WRITTEN EXERCISE:
Repeat what the lines below say, word for word, and skip every image.

AVAILABLE RECORDS:
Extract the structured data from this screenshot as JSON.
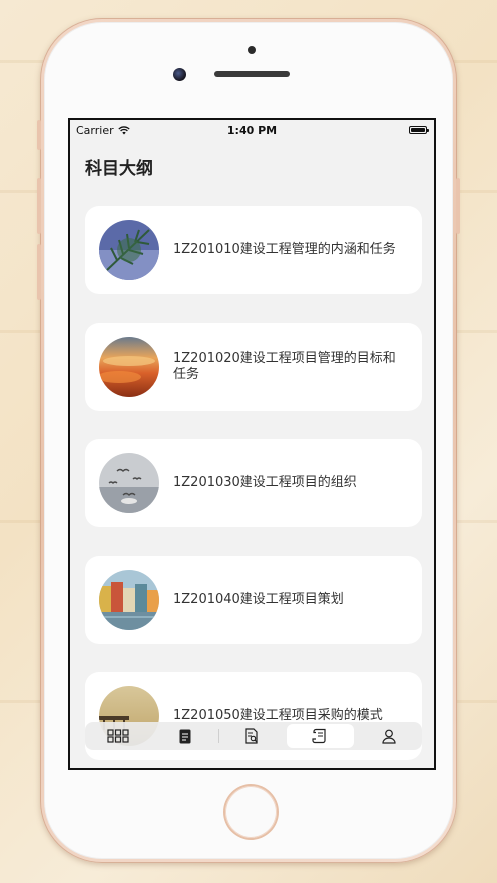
{
  "status_bar": {
    "carrier": "Carrier",
    "time": "1:40 PM"
  },
  "page": {
    "title": "科目大纲"
  },
  "outline_items": [
    {
      "label": "1Z201010建设工程管理的内涵和任务",
      "thumb": "pine-branch-photo"
    },
    {
      "label": "1Z201020建设工程项目管理的目标和任务",
      "thumb": "sunset-clouds-photo"
    },
    {
      "label": "1Z201030建设工程项目的组织",
      "thumb": "seagulls-water-photo"
    },
    {
      "label": "1Z201040建设工程项目策划",
      "thumb": "canal-houses-photo"
    },
    {
      "label": "1Z201050建设工程项目采购的模式",
      "thumb": "pier-sunset-photo"
    }
  ],
  "tab_bar": {
    "tabs": [
      {
        "icon": "grid-icon",
        "active": false
      },
      {
        "icon": "note-icon",
        "active": false
      },
      {
        "icon": "document-search-icon",
        "active": false
      },
      {
        "icon": "scroll-icon",
        "active": true
      },
      {
        "icon": "person-icon",
        "active": false
      }
    ]
  },
  "colors": {
    "screen_bg": "#f2f2f2",
    "card_bg": "#ffffff",
    "phone_frame": "#e8c2aa",
    "text": "#333333"
  }
}
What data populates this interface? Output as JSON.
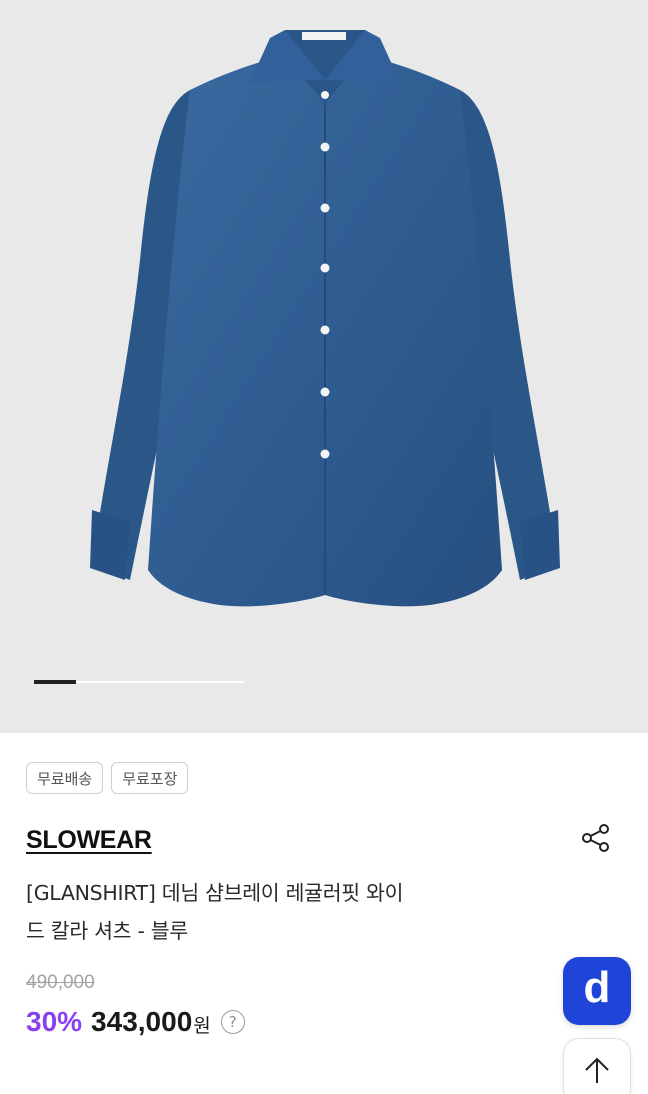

ANSWER FOR THE TASK:
Extract the structured data from this screenshot as JSON.
{
  "status_bar": {
    "carrier": "Carrier",
    "time": "1:40 PM"
  },
  "page": {
    "title": "科目大纲"
  },
  "outline_items": [
    {
      "label": "1Z201010建设工程管理的内涵和任务",
      "thumb": "pine-branch-photo"
    },
    {
      "label": "1Z201020建设工程项目管理的目标和任务",
      "thumb": "sunset-clouds-photo"
    },
    {
      "label": "1Z201030建设工程项目的组织",
      "thumb": "seagulls-water-photo"
    },
    {
      "label": "1Z201040建设工程项目策划",
      "thumb": "canal-houses-photo"
    },
    {
      "label": "1Z201050建设工程项目采购的模式",
      "thumb": "pier-sunset-photo"
    }
  ],
  "tab_bar": {
    "tabs": [
      {
        "icon": "grid-icon",
        "active": false
      },
      {
        "icon": "note-icon",
        "active": false
      },
      {
        "icon": "document-search-icon",
        "active": false
      },
      {
        "icon": "scroll-icon",
        "active": true
      },
      {
        "icon": "person-icon",
        "active": false
      }
    ]
  },
  "colors": {
    "screen_bg": "#f2f2f2",
    "card_bg": "#ffffff",
    "phone_frame": "#e8c2aa",
    "text": "#333333"
  }
}
What data populates this interface? Output as JSON.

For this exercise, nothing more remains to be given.